▸ Exercise task
Copy each line in the data that includes the word "video".

▸ Extracted records
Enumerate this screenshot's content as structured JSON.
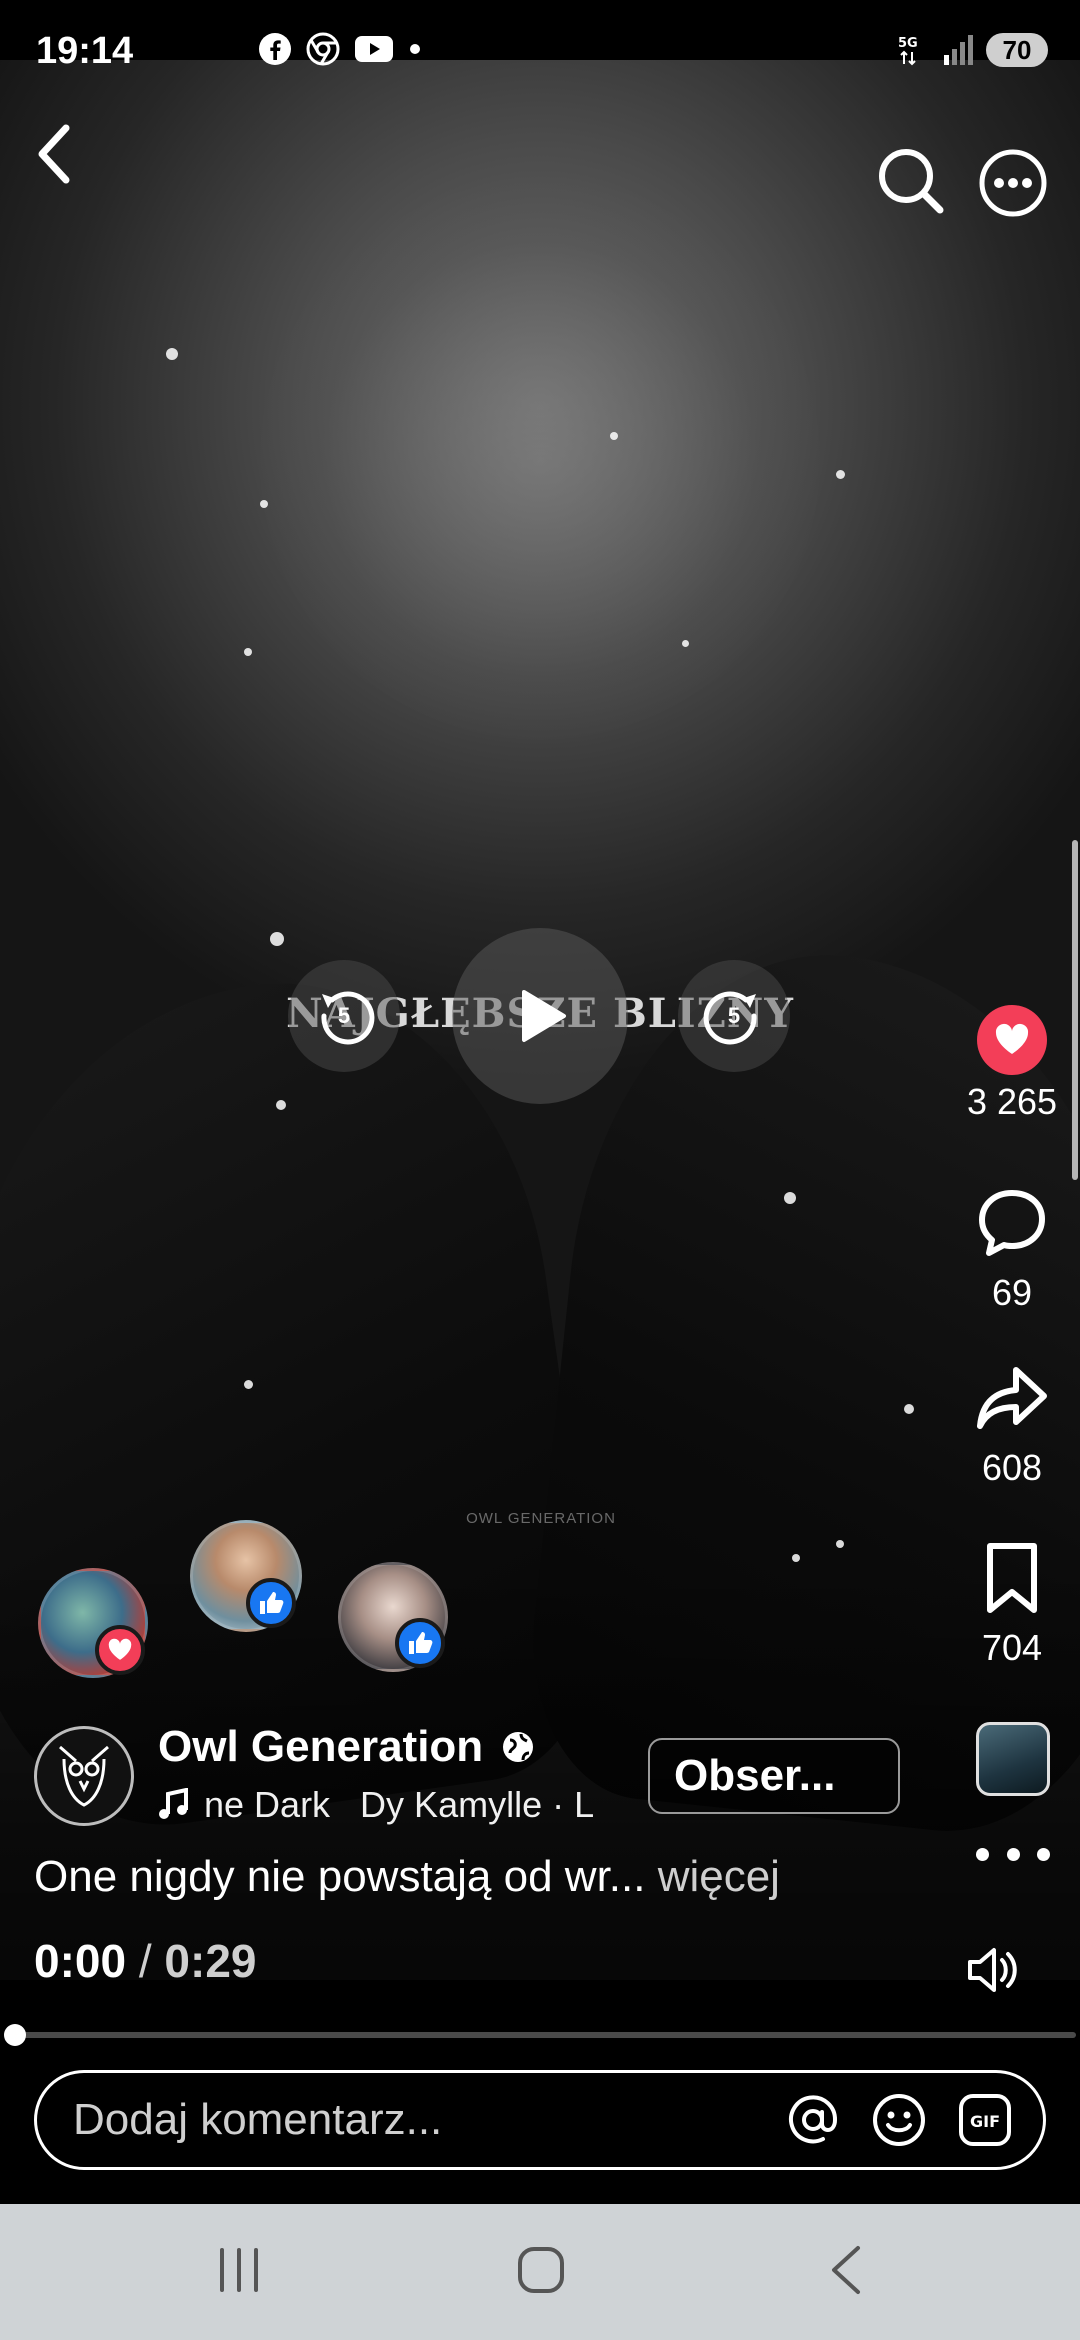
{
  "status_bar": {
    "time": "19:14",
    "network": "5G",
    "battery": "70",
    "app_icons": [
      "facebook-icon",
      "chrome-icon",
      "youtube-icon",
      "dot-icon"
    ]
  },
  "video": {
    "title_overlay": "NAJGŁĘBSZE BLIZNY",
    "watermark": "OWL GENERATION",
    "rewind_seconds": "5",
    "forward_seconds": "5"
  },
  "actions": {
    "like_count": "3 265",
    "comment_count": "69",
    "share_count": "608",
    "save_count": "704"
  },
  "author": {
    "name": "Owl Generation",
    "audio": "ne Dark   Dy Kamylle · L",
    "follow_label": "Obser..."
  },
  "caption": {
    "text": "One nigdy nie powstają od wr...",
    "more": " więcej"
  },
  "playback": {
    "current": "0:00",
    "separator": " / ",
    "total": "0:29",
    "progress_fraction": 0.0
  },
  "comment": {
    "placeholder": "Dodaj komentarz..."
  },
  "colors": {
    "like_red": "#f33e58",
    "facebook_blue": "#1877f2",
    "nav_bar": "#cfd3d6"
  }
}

---

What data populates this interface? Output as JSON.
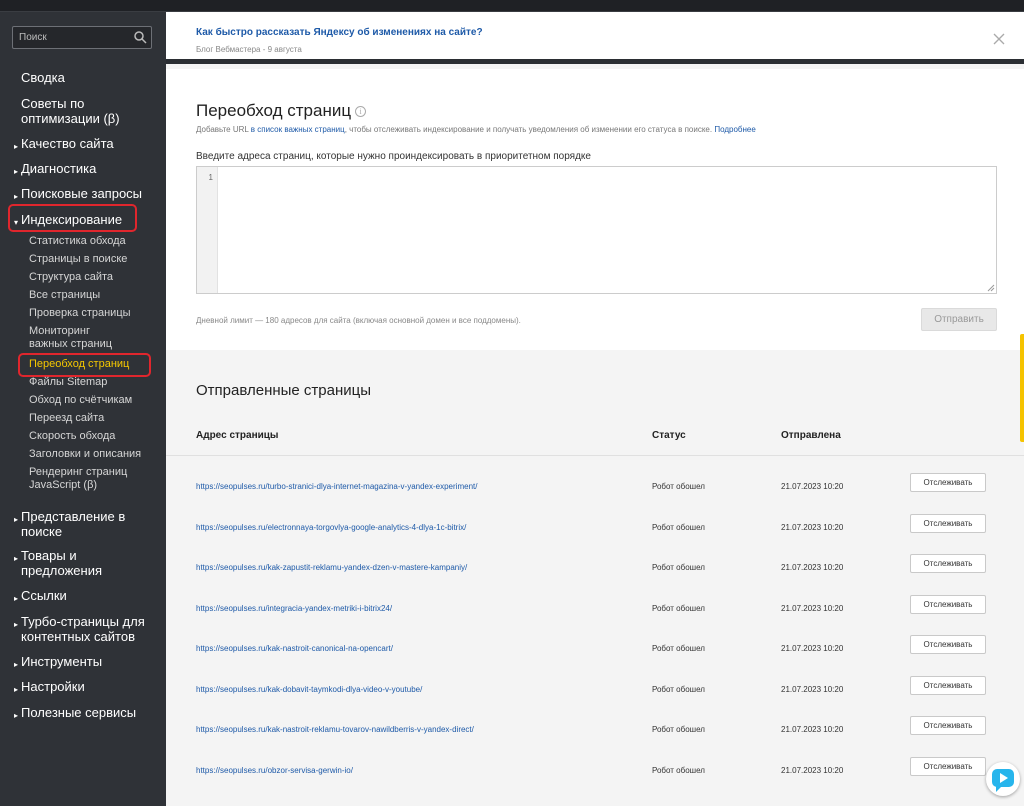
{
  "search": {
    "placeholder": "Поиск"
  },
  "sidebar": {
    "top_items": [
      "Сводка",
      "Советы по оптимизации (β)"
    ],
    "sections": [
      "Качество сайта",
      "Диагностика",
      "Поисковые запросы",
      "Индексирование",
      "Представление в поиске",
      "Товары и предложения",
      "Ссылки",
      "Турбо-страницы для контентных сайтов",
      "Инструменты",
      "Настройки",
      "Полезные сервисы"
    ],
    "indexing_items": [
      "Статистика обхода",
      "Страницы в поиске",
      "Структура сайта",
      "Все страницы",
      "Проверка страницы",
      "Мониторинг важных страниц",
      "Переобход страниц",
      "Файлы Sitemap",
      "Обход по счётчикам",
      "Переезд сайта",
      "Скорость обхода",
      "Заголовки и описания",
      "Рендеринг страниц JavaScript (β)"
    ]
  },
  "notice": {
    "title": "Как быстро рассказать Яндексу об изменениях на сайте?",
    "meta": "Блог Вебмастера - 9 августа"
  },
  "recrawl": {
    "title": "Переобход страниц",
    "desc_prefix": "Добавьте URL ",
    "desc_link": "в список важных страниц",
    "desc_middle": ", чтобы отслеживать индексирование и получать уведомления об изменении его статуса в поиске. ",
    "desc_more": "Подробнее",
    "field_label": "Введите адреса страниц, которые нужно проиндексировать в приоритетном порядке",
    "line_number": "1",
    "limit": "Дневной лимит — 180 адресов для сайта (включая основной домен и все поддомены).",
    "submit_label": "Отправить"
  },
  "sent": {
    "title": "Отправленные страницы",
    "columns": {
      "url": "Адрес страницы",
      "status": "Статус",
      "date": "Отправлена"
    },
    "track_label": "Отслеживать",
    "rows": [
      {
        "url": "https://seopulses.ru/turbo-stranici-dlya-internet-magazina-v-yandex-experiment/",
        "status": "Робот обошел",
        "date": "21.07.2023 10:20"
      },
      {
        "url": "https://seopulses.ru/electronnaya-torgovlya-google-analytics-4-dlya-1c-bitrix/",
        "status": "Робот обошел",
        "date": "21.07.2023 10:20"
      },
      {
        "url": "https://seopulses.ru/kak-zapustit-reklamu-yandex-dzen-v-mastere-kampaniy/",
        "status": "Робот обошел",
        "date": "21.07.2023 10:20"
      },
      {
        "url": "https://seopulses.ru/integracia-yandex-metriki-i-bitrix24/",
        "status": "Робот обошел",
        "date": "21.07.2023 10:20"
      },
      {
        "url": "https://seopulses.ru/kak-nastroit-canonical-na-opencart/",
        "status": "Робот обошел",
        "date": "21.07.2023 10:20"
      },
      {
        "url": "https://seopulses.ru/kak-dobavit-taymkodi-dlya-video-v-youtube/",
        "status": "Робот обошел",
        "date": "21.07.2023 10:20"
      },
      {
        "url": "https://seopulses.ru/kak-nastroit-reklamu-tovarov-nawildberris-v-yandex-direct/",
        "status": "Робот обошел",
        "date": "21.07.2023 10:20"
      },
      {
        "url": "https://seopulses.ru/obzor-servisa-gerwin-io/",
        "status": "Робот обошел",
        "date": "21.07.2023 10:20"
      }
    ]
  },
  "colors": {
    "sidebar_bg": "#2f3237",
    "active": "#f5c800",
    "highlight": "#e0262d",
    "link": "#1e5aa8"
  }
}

▸ Output of the task
  "video": {
        "url": "https://seopulses.ru/kak-dobavit-taymkodi-dlya-video-v-youtube/",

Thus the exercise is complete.